Box annotation data
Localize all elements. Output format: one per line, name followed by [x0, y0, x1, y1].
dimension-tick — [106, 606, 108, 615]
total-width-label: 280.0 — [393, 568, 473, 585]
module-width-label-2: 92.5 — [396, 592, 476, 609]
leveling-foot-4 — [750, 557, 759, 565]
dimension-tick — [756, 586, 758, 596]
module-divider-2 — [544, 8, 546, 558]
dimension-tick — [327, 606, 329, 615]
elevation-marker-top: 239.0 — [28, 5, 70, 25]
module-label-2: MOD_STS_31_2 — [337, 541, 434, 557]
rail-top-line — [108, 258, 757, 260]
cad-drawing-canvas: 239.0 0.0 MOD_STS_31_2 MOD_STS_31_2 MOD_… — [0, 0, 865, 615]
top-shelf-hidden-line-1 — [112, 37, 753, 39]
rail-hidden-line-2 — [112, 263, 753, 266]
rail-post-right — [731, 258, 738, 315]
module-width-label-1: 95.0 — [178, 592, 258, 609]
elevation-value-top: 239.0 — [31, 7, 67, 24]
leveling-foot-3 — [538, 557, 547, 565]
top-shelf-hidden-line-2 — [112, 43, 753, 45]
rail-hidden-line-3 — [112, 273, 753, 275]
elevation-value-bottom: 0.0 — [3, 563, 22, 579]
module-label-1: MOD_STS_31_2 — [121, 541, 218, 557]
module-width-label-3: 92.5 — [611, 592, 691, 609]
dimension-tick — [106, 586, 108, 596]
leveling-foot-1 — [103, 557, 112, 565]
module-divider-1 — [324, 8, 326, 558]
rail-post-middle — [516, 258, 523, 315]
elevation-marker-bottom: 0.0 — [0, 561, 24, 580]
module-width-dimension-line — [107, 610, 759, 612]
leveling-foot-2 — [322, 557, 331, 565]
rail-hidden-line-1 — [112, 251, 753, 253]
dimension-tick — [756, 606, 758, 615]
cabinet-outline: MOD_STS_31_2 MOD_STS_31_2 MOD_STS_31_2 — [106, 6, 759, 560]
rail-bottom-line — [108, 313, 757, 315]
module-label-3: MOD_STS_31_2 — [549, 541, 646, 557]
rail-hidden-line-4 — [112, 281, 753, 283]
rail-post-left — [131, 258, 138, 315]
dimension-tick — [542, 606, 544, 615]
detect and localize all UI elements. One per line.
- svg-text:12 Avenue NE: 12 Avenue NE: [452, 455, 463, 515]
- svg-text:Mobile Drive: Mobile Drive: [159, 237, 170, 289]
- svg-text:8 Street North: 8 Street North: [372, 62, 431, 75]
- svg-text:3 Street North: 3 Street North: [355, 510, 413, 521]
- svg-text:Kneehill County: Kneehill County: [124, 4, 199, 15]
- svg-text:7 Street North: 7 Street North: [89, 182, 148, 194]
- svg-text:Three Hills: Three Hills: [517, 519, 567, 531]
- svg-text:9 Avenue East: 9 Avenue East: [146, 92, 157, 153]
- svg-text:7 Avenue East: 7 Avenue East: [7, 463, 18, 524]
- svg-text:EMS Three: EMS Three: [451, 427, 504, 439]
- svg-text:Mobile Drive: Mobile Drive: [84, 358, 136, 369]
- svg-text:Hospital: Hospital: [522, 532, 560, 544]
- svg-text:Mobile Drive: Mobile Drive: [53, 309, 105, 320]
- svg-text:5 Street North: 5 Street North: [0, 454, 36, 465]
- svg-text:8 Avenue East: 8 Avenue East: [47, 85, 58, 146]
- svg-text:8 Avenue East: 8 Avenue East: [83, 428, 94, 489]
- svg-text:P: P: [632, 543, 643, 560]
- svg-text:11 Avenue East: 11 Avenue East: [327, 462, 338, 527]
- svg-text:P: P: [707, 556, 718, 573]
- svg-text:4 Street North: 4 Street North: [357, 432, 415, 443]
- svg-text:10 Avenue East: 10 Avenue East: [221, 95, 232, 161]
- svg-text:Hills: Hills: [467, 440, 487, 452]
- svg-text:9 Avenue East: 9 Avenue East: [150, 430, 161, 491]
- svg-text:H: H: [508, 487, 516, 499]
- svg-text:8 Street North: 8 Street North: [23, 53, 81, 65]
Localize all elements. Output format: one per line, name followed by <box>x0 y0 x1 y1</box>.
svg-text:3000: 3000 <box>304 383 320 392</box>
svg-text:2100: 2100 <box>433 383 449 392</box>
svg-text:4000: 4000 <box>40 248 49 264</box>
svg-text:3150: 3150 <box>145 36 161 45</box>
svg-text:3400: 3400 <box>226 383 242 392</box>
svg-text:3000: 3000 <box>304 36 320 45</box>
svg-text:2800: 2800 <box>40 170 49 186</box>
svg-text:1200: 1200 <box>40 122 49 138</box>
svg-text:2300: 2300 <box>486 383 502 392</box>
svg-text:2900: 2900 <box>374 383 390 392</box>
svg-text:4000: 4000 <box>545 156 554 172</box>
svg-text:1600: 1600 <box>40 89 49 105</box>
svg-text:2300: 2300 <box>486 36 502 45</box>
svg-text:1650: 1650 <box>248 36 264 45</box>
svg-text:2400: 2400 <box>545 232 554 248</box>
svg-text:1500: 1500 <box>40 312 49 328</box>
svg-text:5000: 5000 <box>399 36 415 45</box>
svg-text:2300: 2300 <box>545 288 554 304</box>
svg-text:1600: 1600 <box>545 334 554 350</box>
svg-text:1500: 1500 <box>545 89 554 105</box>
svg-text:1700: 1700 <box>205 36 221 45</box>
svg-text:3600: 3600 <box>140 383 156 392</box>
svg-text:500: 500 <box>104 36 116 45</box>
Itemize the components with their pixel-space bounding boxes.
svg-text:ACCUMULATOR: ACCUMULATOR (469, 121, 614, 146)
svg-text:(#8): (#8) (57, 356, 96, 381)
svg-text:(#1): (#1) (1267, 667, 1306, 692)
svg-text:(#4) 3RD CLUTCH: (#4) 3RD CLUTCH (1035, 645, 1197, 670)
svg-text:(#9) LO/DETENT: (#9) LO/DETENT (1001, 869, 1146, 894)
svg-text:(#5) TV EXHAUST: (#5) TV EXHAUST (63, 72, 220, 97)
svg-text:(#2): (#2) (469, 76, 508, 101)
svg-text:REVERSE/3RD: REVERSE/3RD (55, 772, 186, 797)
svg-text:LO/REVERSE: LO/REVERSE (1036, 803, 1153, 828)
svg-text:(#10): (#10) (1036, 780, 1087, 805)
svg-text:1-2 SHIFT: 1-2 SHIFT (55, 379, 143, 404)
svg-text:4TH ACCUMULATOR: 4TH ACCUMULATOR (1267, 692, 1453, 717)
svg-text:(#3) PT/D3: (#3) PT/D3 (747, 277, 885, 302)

Given problem :: Find every line above that contains the string "ACCUMULATOR" and copy each one out. Match case.

Complete response ::
svg-text:ACCUMULATOR: ACCUMULATOR (469, 121, 614, 146)
svg-text:4TH ACCUMULATOR: 4TH ACCUMULATOR (1267, 692, 1453, 717)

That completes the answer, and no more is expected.